Records:

• • • •

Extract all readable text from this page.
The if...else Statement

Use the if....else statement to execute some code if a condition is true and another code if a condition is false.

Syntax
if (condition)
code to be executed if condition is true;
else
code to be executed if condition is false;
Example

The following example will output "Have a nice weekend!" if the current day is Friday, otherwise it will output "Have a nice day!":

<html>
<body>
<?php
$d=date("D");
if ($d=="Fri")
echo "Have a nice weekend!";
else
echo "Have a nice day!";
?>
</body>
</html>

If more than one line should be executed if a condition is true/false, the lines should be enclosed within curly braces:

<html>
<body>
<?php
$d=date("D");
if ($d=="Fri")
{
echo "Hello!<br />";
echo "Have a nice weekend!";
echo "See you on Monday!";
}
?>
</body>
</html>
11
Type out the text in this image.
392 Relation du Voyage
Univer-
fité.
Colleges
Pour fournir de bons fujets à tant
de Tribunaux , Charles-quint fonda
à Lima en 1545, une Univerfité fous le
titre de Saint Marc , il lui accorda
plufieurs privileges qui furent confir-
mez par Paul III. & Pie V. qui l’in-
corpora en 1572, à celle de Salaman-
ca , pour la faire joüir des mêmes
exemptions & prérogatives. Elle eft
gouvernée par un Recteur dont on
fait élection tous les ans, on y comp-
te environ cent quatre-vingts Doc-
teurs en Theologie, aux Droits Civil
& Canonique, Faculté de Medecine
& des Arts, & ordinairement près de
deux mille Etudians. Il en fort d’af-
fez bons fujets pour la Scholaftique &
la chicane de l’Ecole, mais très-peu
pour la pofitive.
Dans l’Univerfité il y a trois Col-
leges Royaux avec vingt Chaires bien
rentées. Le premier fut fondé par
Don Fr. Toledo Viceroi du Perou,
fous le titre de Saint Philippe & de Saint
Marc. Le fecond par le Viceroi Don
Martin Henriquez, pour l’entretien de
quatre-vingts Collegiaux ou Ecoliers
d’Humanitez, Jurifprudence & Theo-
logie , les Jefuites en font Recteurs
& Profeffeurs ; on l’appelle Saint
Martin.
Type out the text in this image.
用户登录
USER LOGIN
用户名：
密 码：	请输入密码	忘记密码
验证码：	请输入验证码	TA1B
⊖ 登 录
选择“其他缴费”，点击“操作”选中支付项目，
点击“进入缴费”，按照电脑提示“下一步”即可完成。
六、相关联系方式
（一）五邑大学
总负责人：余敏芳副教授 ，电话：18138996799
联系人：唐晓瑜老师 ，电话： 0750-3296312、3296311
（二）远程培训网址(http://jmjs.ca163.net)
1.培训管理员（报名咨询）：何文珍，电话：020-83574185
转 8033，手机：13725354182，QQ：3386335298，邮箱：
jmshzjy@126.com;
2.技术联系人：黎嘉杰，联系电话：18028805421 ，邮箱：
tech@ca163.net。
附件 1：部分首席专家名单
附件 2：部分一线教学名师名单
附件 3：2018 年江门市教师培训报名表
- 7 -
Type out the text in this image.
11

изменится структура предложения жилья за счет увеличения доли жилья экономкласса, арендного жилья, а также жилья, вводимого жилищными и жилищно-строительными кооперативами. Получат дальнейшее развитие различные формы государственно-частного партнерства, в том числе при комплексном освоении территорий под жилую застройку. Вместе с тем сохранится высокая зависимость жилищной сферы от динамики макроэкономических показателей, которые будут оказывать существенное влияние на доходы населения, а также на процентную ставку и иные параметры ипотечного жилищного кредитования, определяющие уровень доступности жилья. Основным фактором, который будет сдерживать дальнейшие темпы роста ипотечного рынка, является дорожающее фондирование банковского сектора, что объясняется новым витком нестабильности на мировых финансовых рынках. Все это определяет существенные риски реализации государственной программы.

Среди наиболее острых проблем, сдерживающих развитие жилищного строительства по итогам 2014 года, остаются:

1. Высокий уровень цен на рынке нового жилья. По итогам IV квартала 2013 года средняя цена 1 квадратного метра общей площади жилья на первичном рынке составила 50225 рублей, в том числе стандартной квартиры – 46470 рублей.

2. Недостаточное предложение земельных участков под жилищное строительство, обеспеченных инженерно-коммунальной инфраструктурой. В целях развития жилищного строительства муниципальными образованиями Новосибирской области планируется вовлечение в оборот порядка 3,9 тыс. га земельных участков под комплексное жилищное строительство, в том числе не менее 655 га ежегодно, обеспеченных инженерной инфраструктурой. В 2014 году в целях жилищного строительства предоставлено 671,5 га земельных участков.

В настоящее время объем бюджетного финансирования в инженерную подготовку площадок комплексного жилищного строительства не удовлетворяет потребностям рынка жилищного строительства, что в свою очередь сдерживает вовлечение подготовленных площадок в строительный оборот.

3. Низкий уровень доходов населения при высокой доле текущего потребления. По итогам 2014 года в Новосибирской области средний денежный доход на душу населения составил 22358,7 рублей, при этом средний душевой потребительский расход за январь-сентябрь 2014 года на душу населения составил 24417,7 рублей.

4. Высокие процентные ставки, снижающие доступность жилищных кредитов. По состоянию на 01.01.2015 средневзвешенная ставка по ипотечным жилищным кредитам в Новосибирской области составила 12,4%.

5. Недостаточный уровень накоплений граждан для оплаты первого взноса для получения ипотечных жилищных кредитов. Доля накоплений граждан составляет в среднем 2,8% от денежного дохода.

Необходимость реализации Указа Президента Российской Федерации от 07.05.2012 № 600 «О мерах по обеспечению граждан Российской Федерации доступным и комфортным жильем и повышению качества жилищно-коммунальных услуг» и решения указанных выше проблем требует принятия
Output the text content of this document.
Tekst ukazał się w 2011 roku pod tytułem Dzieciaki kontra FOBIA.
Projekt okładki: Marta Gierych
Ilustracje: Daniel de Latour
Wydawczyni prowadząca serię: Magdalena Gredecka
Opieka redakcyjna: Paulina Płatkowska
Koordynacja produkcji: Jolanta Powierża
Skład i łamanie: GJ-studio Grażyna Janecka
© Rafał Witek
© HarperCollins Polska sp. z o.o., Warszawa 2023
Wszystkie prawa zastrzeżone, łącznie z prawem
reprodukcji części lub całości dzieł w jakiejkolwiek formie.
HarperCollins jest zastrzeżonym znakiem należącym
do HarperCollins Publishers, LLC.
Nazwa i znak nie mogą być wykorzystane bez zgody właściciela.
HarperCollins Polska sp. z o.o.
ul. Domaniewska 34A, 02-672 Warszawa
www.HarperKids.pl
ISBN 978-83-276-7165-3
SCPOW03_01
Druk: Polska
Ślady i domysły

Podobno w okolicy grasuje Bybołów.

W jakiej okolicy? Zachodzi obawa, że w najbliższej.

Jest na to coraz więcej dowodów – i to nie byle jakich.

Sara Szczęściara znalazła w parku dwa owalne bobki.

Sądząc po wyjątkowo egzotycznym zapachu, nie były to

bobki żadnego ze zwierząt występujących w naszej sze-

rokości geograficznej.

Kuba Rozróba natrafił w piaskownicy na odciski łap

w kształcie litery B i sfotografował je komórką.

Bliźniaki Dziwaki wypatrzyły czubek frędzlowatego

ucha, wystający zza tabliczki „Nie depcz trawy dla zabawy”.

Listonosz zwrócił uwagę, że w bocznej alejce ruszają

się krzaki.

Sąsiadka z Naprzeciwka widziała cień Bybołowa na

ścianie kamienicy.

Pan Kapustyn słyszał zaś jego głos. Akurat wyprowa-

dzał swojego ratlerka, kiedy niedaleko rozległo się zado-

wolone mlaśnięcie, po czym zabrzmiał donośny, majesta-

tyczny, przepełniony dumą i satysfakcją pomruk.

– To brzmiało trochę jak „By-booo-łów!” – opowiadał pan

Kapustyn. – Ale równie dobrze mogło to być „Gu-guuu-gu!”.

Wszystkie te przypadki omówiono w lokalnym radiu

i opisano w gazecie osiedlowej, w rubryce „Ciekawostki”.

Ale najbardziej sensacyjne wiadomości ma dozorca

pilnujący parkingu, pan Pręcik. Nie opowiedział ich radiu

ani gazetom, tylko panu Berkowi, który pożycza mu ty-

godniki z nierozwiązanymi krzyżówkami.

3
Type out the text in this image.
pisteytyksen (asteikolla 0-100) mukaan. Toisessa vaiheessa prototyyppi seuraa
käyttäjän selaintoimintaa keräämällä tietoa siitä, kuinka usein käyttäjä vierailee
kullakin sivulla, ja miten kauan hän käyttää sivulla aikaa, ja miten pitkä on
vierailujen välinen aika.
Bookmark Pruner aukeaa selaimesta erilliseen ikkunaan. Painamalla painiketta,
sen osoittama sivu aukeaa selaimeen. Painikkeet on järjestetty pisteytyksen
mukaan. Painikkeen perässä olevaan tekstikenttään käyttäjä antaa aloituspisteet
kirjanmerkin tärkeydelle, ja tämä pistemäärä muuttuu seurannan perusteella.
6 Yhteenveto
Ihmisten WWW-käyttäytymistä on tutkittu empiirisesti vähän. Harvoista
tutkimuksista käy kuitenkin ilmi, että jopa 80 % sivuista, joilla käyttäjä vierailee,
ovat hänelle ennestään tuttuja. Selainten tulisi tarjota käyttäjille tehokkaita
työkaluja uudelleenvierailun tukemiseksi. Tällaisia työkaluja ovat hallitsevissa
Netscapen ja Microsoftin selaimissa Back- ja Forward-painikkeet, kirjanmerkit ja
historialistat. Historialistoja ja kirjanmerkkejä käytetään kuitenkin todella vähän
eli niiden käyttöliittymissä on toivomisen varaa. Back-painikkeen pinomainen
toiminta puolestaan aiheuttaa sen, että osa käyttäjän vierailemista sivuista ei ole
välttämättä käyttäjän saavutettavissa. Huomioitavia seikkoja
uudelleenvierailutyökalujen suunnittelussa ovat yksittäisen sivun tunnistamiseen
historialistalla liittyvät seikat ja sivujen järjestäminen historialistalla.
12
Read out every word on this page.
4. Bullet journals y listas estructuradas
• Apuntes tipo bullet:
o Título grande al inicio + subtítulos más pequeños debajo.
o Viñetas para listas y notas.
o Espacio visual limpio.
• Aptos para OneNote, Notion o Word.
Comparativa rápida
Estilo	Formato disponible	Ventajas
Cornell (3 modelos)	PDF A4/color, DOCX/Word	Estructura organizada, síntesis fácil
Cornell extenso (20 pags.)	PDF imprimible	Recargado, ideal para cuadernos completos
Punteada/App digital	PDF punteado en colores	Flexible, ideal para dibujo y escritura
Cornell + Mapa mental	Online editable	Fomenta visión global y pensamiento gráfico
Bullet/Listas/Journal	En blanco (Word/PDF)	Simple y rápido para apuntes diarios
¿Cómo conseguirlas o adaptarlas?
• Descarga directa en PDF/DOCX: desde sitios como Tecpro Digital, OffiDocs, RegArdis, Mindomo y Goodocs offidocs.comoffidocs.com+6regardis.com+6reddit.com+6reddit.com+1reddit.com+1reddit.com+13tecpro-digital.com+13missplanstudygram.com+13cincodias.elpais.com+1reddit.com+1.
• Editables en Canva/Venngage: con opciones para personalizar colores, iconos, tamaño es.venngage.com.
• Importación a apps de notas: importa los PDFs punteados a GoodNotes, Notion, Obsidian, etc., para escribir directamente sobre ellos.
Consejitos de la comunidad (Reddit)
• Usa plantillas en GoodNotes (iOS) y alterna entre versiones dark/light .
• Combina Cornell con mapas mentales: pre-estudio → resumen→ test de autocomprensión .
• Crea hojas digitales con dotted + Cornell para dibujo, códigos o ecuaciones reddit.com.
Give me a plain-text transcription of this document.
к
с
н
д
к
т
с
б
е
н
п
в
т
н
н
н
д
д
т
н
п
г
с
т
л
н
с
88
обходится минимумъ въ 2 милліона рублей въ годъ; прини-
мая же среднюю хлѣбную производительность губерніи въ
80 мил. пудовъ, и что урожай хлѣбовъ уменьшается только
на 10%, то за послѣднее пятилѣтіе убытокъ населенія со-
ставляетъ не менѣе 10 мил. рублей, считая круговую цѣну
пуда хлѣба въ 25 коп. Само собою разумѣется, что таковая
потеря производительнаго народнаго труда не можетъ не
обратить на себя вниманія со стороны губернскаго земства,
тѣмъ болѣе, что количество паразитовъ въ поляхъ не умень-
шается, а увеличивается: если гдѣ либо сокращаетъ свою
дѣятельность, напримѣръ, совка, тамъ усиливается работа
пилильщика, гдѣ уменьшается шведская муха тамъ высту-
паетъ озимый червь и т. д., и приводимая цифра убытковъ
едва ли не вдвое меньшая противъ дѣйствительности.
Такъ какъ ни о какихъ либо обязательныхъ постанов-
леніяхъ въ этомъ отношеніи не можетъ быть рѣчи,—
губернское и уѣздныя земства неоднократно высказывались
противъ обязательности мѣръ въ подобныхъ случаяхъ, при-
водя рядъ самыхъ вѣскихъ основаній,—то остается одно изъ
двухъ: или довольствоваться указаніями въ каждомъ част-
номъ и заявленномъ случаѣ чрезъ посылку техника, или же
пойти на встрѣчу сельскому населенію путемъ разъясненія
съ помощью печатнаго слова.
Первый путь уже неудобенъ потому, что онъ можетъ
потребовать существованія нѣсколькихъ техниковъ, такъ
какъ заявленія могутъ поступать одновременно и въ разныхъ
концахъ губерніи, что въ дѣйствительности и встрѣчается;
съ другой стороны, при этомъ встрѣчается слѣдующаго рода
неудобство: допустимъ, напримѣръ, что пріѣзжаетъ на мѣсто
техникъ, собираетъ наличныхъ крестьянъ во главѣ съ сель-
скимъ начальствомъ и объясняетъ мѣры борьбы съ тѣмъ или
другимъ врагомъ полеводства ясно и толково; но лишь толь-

• • • •

What is asked: Isolate each line of the listing above that includes "напримѣръ". Copy it.

Expected output:
дѣятельность, напримѣръ, совка, тамъ усиливается работа
неудобство: допустимъ, напримѣръ, что пріѣзжаетъ на мѣсто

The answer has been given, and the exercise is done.